All lines holding the string "matters" are to be shown.
** start Dataset extract **
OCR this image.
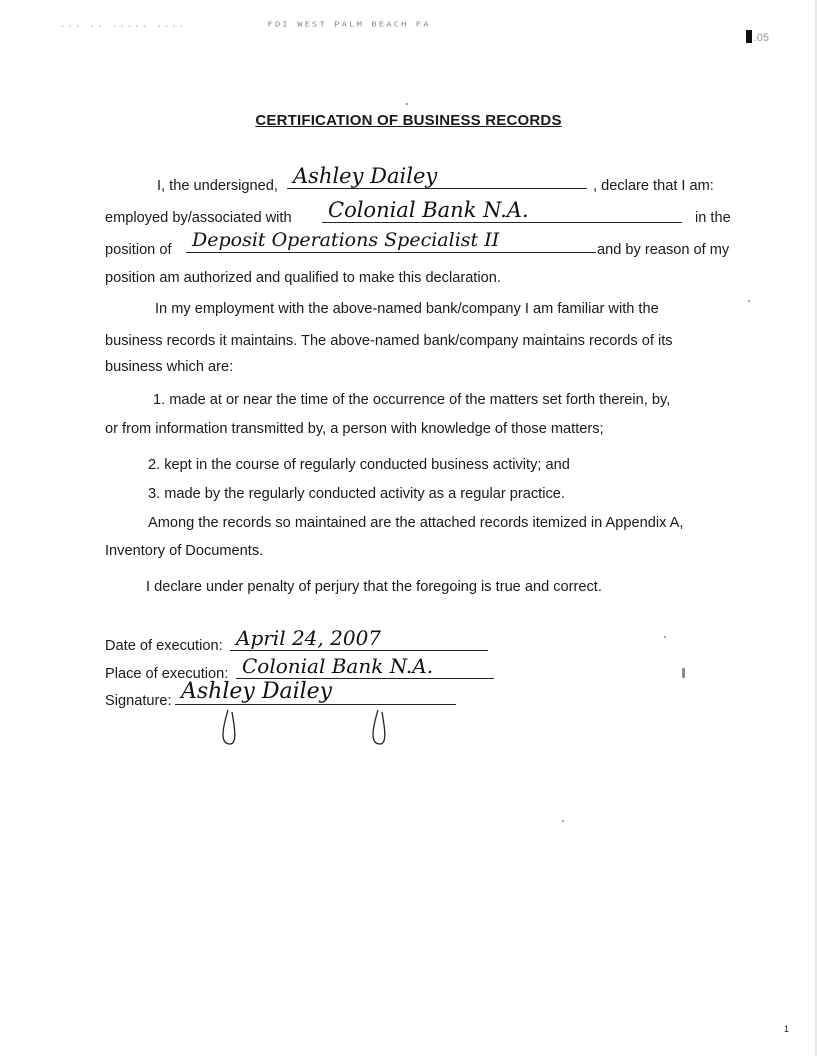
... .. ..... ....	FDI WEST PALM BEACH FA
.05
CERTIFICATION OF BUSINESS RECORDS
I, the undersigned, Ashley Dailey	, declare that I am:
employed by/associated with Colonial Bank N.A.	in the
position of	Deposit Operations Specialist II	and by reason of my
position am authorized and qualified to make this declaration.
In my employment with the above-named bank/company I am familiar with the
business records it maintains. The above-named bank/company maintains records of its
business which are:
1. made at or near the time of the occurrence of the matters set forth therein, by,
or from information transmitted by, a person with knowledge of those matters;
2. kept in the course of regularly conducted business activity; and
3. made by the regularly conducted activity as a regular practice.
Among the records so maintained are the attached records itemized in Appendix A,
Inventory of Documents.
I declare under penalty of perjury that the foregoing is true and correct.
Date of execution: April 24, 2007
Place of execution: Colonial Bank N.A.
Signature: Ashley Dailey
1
** end Dataset extract **
▶ _Solution_
1. made at or near the time of the occurrence of the matters set forth therein, by,
or from information transmitted by, a person with knowledge of those matters;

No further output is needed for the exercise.